*WHAT NEEDS TO BE DONE*:
Turn the lines from the start of the items through the line containing "clear-button[interactable]: Clear [1509,552,1545,572]", inclusive, into a numbered list, leaving out any blank lines.

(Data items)
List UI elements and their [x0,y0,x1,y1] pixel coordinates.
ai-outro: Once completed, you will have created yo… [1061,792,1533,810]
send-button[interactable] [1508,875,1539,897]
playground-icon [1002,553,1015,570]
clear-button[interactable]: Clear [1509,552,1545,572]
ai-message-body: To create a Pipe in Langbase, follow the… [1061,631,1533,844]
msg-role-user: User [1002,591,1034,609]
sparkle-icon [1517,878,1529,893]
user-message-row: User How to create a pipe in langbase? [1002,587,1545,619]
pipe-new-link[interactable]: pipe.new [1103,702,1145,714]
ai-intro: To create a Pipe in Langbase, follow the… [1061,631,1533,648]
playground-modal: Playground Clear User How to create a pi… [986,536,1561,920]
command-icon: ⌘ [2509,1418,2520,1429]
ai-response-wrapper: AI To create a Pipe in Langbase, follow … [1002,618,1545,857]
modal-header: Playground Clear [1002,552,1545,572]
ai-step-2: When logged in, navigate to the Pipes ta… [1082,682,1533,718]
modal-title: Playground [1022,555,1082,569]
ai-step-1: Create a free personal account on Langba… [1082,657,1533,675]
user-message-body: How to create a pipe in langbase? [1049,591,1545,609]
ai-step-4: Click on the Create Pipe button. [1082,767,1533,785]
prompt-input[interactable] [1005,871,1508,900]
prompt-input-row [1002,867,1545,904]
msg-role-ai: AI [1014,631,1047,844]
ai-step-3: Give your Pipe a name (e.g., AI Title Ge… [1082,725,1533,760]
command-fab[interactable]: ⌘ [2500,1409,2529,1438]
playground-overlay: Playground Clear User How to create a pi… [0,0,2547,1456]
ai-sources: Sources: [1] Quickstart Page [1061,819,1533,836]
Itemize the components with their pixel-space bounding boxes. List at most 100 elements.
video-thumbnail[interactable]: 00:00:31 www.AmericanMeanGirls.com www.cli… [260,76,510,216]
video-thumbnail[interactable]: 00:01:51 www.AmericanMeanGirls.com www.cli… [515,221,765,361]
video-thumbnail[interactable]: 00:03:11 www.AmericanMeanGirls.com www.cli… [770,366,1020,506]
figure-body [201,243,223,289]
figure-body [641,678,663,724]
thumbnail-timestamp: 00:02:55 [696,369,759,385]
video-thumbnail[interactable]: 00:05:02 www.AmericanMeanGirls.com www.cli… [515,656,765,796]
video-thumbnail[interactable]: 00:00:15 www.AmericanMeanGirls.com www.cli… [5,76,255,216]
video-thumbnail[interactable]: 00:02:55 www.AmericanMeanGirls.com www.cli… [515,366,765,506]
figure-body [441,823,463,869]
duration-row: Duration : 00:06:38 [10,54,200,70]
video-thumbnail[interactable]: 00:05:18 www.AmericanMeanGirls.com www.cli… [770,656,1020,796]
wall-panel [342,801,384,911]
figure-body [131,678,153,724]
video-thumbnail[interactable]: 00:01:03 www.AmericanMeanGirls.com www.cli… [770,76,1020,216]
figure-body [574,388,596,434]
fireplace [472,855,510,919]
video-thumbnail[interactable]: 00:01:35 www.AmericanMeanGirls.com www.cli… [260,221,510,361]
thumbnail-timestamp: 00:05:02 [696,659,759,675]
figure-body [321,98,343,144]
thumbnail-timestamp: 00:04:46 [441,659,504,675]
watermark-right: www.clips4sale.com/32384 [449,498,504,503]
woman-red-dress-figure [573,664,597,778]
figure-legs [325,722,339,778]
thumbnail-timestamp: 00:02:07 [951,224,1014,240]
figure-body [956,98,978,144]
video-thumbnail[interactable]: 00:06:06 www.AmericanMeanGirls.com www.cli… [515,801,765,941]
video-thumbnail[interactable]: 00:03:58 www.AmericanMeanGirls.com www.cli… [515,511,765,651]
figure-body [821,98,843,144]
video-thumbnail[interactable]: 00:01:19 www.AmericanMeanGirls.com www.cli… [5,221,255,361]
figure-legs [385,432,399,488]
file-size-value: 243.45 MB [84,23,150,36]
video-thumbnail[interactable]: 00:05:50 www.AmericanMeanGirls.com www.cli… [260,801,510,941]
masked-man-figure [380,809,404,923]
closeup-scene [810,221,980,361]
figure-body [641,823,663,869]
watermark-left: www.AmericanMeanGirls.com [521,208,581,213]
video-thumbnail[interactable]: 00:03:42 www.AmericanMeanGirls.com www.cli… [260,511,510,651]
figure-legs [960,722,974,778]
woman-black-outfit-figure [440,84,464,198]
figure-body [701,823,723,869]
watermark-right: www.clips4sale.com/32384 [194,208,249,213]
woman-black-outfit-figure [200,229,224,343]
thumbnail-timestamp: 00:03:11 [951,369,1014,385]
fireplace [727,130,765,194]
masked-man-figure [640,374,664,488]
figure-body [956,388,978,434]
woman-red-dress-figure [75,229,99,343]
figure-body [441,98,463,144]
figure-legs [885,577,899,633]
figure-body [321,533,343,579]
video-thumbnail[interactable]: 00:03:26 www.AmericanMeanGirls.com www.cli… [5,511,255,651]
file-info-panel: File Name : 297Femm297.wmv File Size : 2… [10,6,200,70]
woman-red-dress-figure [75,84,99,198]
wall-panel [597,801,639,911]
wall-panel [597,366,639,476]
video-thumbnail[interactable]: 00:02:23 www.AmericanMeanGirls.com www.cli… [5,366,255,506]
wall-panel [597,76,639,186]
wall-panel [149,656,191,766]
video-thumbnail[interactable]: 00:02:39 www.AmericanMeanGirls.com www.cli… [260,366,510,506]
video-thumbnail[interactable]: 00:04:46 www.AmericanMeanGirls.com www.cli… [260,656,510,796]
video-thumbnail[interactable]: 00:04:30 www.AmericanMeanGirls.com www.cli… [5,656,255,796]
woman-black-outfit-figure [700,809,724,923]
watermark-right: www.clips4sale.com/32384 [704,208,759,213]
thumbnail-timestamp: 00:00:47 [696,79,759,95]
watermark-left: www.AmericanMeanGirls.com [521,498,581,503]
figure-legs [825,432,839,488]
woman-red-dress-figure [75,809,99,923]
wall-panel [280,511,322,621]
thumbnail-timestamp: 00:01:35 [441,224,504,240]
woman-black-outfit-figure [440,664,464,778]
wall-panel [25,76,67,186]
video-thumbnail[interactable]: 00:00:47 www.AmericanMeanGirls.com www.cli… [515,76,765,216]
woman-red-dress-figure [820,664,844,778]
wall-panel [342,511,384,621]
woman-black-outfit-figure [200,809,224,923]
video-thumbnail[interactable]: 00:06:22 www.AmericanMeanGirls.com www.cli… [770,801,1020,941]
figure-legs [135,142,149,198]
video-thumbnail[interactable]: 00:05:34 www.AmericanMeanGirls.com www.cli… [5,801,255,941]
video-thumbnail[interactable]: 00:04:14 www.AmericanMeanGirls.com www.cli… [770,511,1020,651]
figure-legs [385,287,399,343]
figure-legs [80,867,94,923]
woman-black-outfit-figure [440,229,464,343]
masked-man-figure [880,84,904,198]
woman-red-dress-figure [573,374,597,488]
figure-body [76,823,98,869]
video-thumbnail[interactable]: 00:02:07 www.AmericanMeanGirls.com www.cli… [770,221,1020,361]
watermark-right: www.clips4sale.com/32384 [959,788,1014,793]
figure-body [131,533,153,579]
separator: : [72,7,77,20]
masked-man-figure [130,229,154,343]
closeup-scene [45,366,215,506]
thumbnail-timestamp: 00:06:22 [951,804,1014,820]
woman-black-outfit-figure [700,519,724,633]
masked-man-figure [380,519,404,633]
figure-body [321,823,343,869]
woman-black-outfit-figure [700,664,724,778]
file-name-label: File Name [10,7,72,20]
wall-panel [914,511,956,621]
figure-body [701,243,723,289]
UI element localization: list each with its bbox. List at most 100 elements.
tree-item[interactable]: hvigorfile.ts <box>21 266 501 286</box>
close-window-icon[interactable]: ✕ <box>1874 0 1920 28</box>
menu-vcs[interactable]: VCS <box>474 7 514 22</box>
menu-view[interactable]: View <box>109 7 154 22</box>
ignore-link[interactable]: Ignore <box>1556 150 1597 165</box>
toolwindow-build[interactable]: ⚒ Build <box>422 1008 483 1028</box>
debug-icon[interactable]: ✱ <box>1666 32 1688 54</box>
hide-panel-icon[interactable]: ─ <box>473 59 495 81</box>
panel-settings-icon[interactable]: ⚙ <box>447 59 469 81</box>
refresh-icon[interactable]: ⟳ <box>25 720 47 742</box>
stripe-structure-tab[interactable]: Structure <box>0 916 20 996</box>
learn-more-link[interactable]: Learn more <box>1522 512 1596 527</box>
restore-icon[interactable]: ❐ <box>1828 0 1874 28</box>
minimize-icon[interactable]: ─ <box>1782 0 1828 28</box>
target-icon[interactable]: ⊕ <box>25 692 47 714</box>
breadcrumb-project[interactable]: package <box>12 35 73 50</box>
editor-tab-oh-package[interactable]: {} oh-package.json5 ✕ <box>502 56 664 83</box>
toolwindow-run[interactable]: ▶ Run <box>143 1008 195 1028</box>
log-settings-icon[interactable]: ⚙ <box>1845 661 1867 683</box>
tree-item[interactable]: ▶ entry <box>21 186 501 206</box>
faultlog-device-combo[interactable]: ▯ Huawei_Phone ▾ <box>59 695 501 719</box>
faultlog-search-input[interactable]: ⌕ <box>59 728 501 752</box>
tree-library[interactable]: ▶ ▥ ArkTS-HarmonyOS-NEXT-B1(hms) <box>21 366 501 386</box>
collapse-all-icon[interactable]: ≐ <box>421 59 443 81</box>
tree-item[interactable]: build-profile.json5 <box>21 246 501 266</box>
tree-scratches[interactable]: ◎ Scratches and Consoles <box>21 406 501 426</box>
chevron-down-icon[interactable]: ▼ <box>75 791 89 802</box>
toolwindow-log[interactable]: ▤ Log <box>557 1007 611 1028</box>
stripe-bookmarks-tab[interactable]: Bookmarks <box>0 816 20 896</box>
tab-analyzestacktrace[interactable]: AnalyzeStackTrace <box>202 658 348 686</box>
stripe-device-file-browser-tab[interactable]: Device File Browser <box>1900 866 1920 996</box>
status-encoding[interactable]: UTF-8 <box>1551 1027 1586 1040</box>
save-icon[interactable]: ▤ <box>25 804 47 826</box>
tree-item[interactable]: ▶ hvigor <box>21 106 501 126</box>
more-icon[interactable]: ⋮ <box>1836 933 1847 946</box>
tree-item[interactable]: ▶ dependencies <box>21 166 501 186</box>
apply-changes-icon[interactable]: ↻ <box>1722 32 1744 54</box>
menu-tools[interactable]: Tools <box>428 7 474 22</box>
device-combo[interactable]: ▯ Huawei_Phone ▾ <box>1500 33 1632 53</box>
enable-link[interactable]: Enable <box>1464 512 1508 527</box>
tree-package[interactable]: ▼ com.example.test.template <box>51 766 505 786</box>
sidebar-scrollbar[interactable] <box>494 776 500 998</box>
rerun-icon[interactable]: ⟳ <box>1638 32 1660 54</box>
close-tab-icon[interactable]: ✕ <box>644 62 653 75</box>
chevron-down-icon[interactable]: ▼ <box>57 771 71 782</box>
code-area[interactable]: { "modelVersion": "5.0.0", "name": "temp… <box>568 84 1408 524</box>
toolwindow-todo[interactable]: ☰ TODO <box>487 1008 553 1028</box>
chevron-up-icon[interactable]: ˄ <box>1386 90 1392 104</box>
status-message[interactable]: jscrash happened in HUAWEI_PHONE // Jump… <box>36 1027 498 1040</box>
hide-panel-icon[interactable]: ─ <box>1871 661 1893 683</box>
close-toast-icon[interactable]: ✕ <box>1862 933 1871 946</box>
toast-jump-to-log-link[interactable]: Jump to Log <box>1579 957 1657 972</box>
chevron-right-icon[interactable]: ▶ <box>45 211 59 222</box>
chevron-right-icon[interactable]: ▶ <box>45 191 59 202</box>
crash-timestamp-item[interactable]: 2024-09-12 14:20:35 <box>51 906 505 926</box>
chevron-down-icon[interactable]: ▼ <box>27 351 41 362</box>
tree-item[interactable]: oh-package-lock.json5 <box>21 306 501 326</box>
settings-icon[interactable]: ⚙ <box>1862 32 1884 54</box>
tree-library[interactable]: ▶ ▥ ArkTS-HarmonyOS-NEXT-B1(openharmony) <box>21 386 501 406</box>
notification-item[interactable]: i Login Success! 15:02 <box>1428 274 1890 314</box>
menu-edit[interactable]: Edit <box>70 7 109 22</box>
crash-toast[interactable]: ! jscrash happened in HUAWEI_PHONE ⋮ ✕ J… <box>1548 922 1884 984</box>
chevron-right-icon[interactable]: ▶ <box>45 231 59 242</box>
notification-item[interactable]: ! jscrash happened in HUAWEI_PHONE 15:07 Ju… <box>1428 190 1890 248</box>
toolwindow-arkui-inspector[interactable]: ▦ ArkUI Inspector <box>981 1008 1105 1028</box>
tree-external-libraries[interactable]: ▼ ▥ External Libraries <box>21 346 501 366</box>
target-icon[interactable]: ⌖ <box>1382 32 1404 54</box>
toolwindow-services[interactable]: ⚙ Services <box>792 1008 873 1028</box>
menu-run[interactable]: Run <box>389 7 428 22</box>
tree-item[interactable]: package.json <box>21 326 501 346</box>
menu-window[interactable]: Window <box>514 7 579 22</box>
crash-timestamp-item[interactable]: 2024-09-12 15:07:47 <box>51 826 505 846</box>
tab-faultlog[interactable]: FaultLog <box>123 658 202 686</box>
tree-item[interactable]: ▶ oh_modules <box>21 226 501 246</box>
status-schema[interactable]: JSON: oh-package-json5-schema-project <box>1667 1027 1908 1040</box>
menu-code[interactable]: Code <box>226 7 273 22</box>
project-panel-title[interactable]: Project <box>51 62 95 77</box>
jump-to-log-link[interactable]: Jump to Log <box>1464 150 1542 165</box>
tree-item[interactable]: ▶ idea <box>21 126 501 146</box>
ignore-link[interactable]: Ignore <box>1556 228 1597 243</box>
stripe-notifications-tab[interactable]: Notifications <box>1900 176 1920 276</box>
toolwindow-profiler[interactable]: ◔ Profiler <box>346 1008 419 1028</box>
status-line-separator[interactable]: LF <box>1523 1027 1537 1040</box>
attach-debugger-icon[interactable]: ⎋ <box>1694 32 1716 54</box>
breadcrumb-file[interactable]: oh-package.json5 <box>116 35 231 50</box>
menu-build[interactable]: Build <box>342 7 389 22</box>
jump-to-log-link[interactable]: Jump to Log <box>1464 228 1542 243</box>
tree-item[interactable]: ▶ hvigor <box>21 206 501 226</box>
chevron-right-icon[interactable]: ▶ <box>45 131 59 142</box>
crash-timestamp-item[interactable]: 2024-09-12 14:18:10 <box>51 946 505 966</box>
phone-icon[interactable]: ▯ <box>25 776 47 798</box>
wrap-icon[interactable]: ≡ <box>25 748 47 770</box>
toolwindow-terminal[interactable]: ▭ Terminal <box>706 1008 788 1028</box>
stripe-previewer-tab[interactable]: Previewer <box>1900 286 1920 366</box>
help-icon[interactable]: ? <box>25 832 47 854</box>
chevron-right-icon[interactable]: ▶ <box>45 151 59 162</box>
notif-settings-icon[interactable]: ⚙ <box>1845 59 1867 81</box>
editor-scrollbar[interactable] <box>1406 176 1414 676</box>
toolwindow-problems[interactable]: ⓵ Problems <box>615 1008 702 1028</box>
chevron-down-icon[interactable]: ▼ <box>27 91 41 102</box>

*EXERCISE RESPONSE*:
1. List UI elements and their [x0,y0,x1,y1] pixel coordinates.
2. ai-outro: Once completed, you will have created yo… [1061,792,1533,810]
3. send-button[interactable] [1508,875,1539,897]
4. playground-icon [1002,553,1015,570]
5. clear-button[interactable]: Clear [1509,552,1545,572]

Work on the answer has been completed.